____ INFORMATION GIVEN

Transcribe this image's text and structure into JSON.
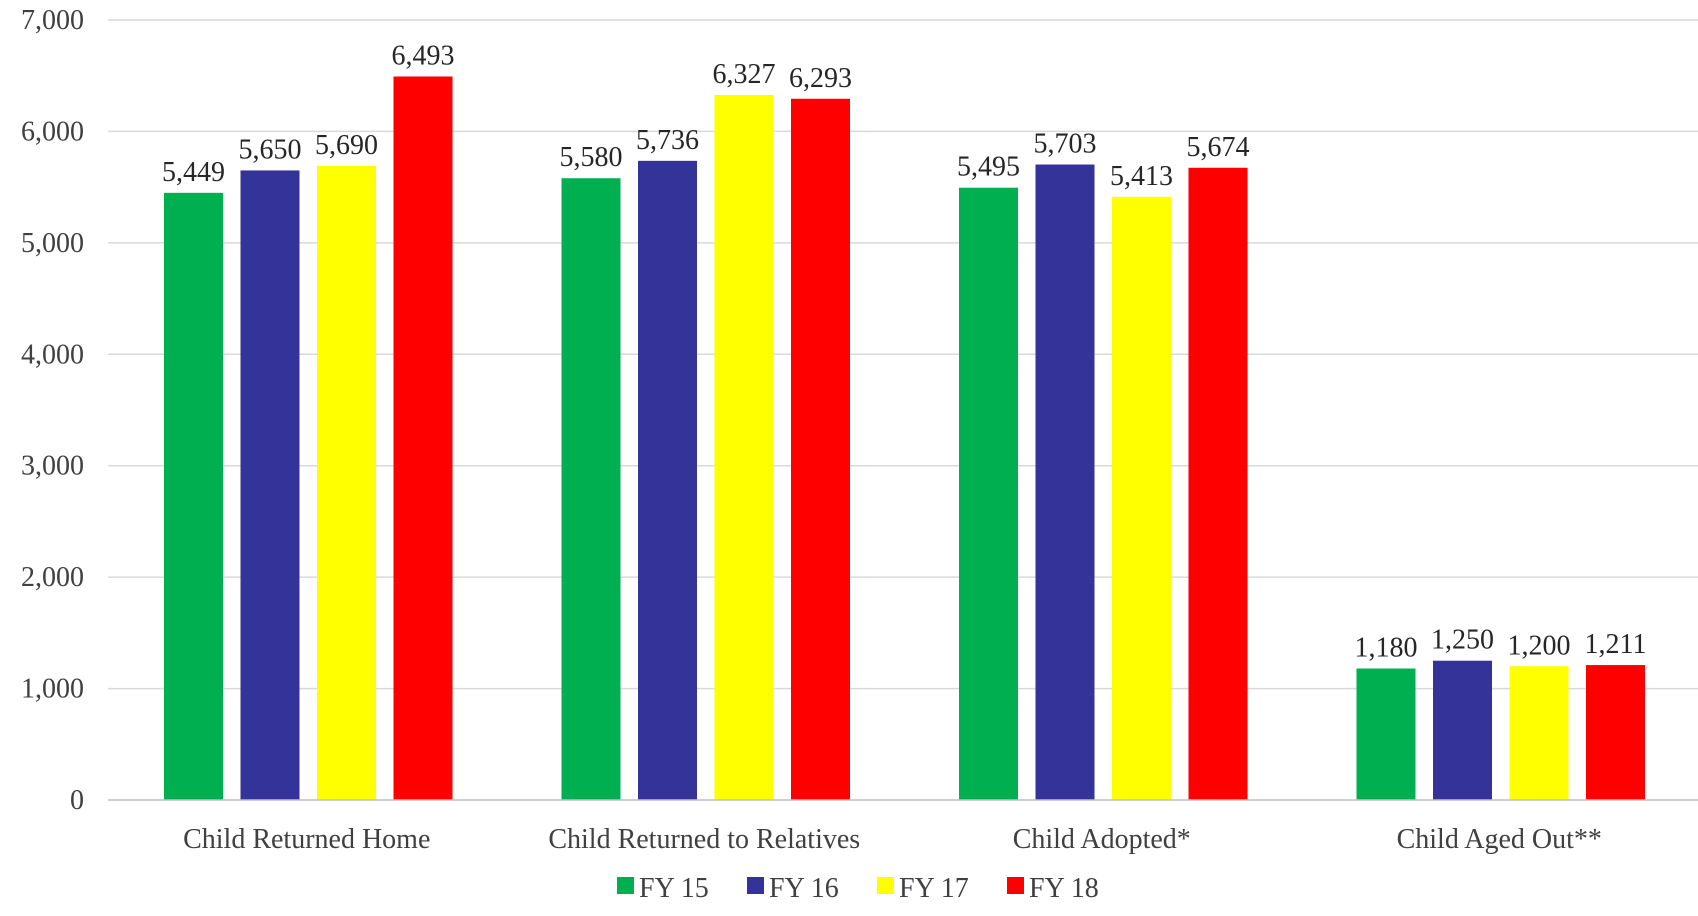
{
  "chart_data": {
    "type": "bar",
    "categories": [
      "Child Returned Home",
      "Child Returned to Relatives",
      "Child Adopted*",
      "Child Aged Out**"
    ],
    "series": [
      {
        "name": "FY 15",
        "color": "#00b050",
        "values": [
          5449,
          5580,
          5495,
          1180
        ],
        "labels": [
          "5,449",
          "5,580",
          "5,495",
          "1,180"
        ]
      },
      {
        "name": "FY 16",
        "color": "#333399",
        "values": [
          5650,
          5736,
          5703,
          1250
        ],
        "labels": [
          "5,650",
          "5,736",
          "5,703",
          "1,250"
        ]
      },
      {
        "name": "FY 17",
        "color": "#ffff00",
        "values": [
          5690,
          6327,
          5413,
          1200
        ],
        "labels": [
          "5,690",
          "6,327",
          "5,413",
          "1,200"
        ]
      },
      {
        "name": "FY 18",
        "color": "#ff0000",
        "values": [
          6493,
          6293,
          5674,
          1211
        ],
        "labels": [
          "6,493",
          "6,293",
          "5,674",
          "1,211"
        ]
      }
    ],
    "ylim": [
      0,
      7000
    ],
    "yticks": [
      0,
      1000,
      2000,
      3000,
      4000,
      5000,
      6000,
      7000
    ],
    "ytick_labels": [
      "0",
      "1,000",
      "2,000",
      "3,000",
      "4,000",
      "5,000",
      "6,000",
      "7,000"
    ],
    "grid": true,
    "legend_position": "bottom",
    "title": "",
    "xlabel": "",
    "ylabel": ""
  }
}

________
____ INFORMATION GIVEN

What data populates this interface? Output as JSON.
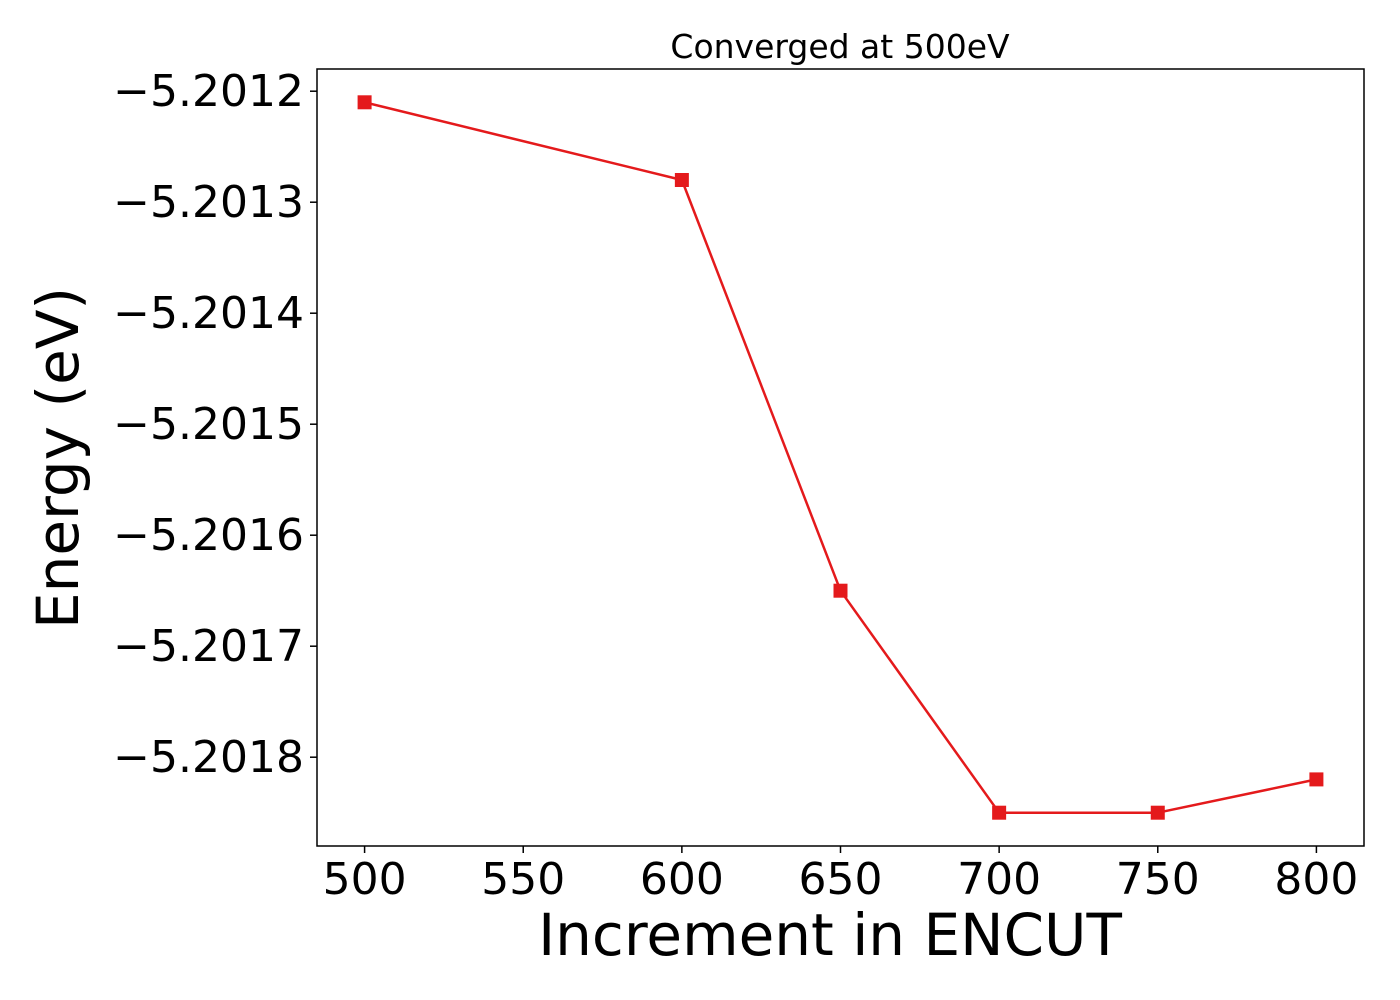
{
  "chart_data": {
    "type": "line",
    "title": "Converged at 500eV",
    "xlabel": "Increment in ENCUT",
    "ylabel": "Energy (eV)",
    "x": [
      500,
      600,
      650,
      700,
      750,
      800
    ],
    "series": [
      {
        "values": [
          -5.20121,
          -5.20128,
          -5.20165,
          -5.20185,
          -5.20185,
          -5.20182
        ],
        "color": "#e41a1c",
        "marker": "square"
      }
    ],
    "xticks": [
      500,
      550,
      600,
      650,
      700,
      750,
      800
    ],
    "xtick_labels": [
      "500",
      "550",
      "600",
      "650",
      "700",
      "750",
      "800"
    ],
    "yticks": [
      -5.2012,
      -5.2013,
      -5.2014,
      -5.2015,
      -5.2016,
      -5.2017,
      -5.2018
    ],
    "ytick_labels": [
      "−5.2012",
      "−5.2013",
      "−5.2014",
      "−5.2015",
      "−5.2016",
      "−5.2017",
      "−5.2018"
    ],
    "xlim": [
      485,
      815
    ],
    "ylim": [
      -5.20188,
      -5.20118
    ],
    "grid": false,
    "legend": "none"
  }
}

________

◆ PROBLEM
Pick out all the lines with the word "color" in them and copy them.

◆ EXERCISE ANSWER
        "color": "#00b050",
        "color": "#333399",
        "color": "#ffff00",
        "color": "#ff0000",
        "color": "#e41a1c",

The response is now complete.